Yapılacak Görev: Libya harekâtını eleştiren metinde "Irak işgalinde olduğu" sözcükleriyle başlayıp "açıkça, herkese gösteriyor." sözcüklerine kadar devam eden bölümü, "hükümet" ifadesini "iktidar" ifadesiyle değiştirerek yeniden yazınız.

Irak işgalinde olduğu gibi Birleşmiş Milletlerin kararlarını meşru kabul ederek harekâtı savunan hükümet, kan ve katliamlarla dolu Afganistan savaşından sonra bir kez daha açıkça emperyalist batılı blokta yer almıştır. "Davos çıkışı" iddialarıyla Ortadoğunun öncülüğüne soyunanların Libya saldırısında inisiyatif dışı kalmaları, etkilerinin sadece bir efsane olduğunu açıkça, herkese gösteriyor.
Arkadaşlar,
Adil bir dünya için nükleer enerjiden küresel kapitalist politikalara, işgallere kadar geniş bir yelpazede zulmü, çürüme ve yozlaşmayı doğuran her türlü ifsada karşı mücadele edeceğiz, direneceğiz. Şehirden şehire, ülkeden ülkeye yayılan direniş hattımız dünyayı ve insanlığı kurtaran bir umut meşalesi olacaktır.

Kayıtlı Veriler:
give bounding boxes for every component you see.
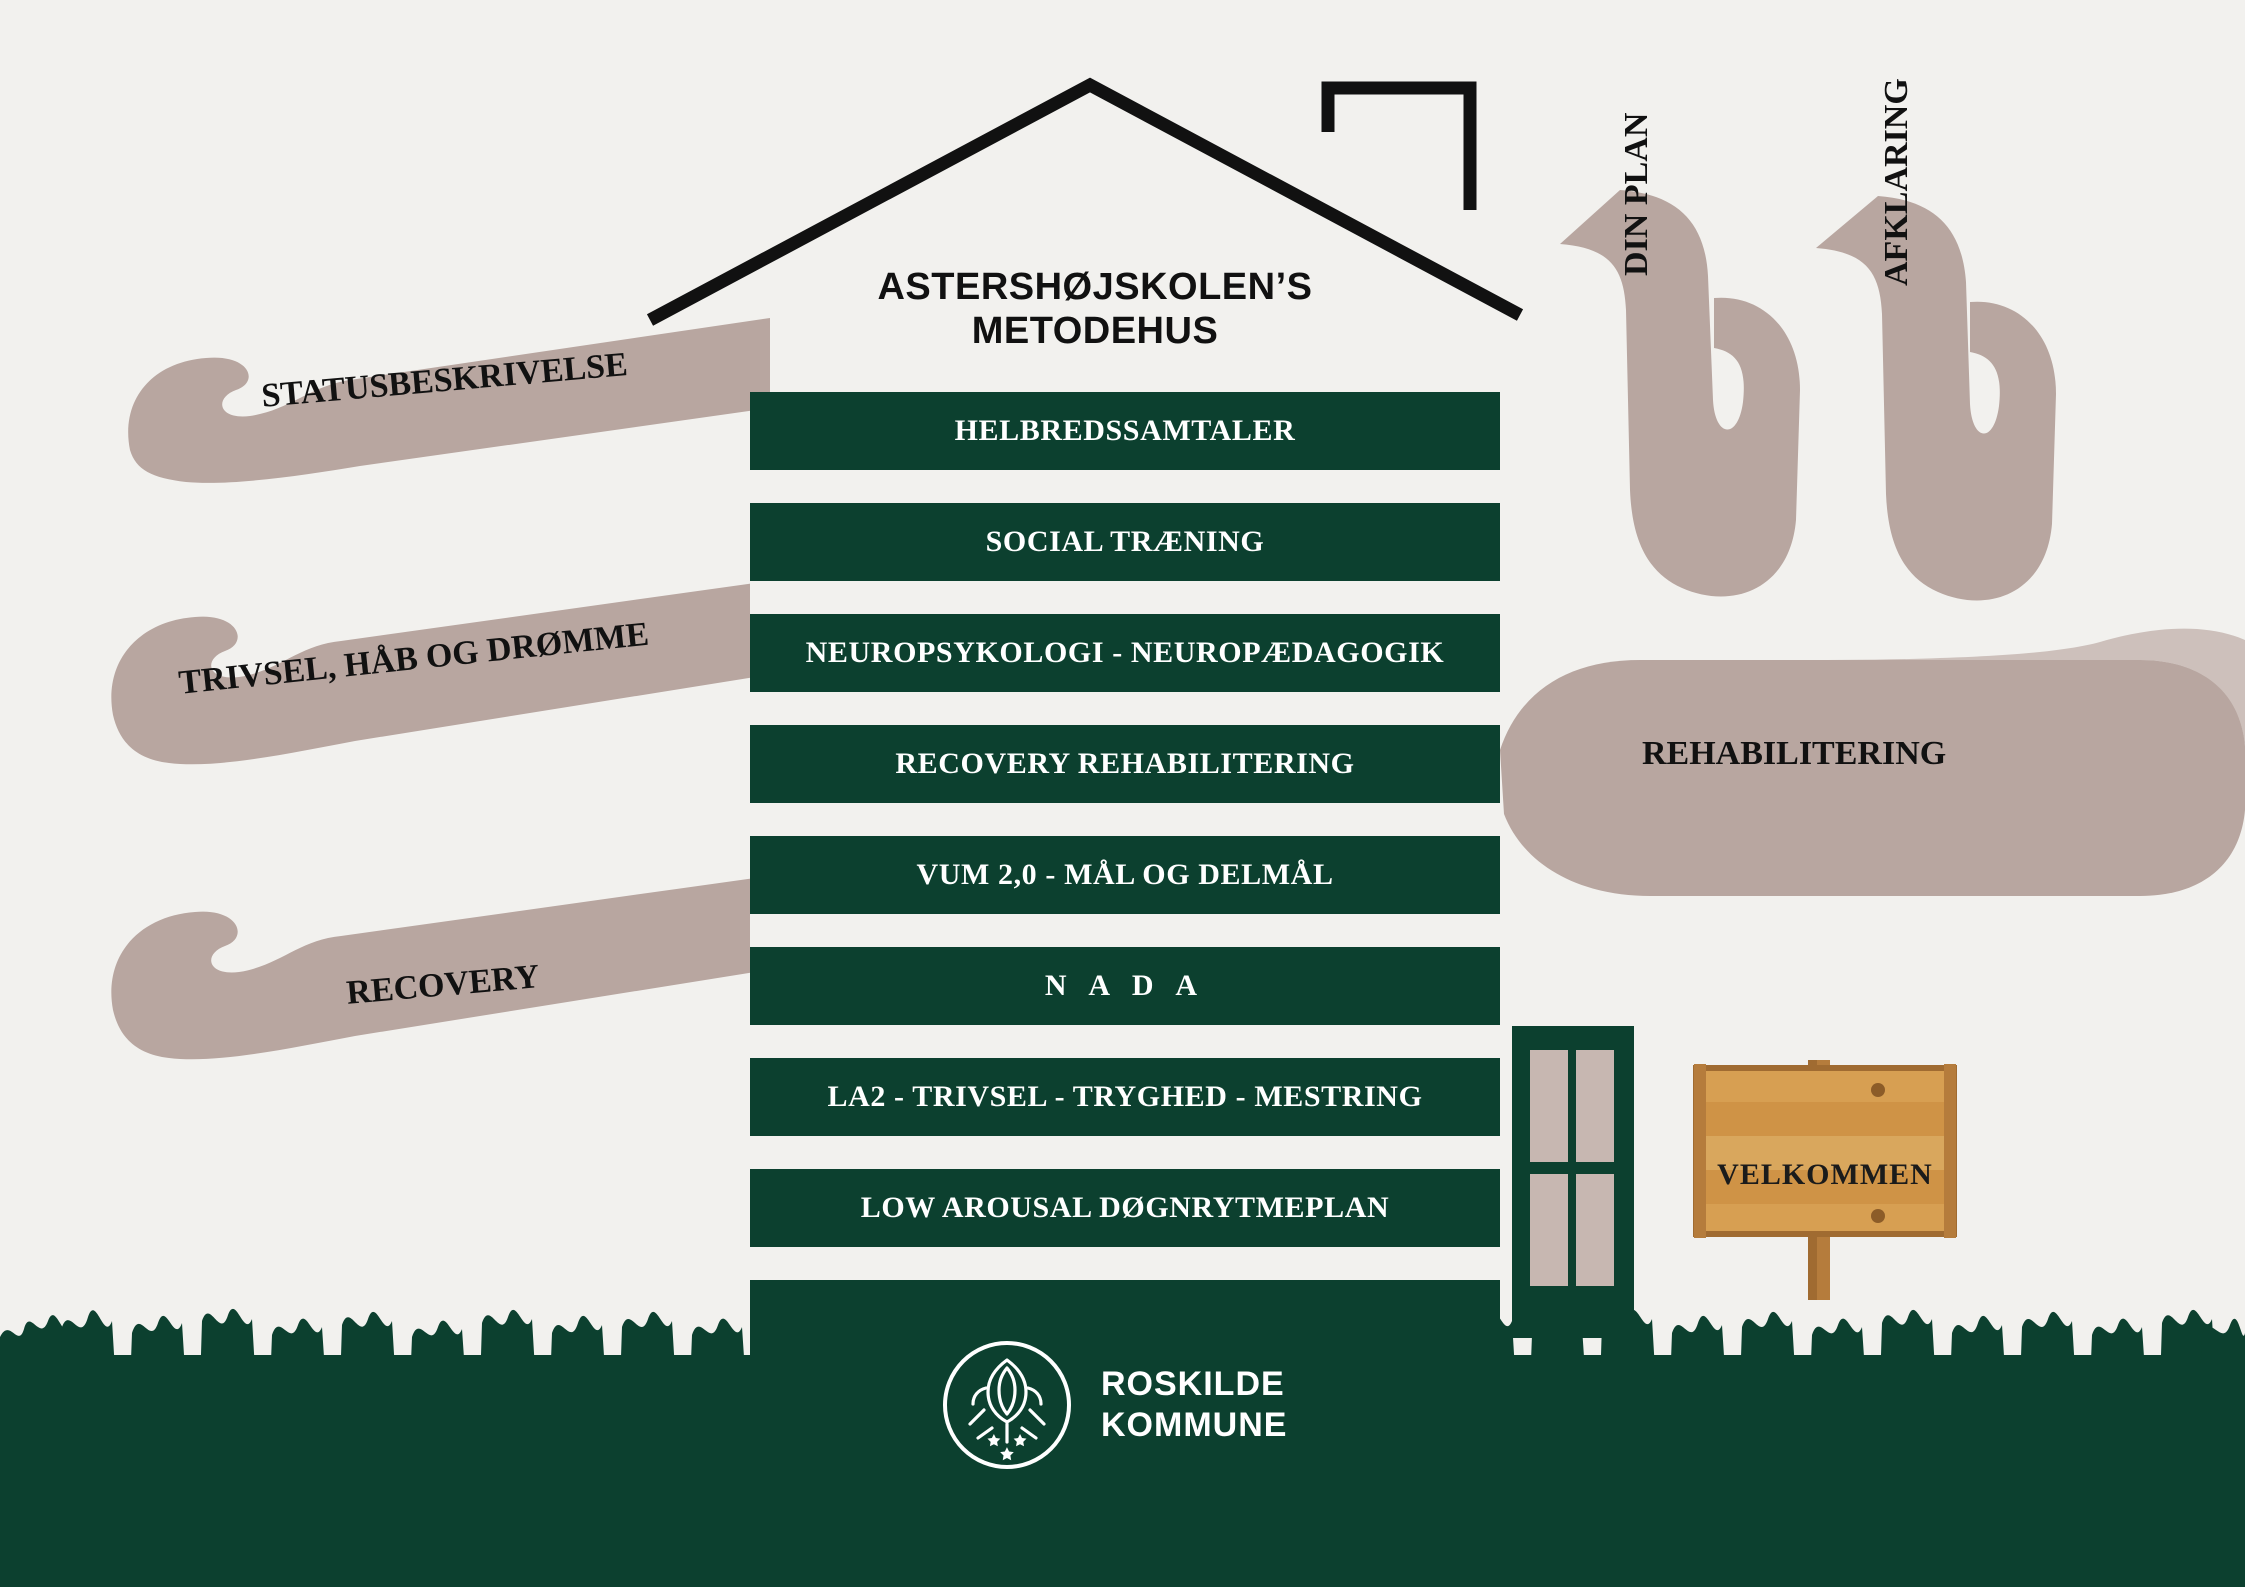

Görev Sonucu:
Irak işgalinde olduğu gibi Birleşmiş Milletlerin kararlarını meşru kabul ederek harekâtı savunan iktidar, kan ve katliamlarla dolu Afganistan savaşından sonra bir kez daha açıkça emperyalist batılı blokta yer almıştır. "Davos çıkışı" iddialarıyla Ortadoğunun öncülüğüne soyunanların Libya saldırısında inisiyatif dışı kalmaları, etkilerinin sadece bir efsane olduğunu açıkça, herkese gösteriyor.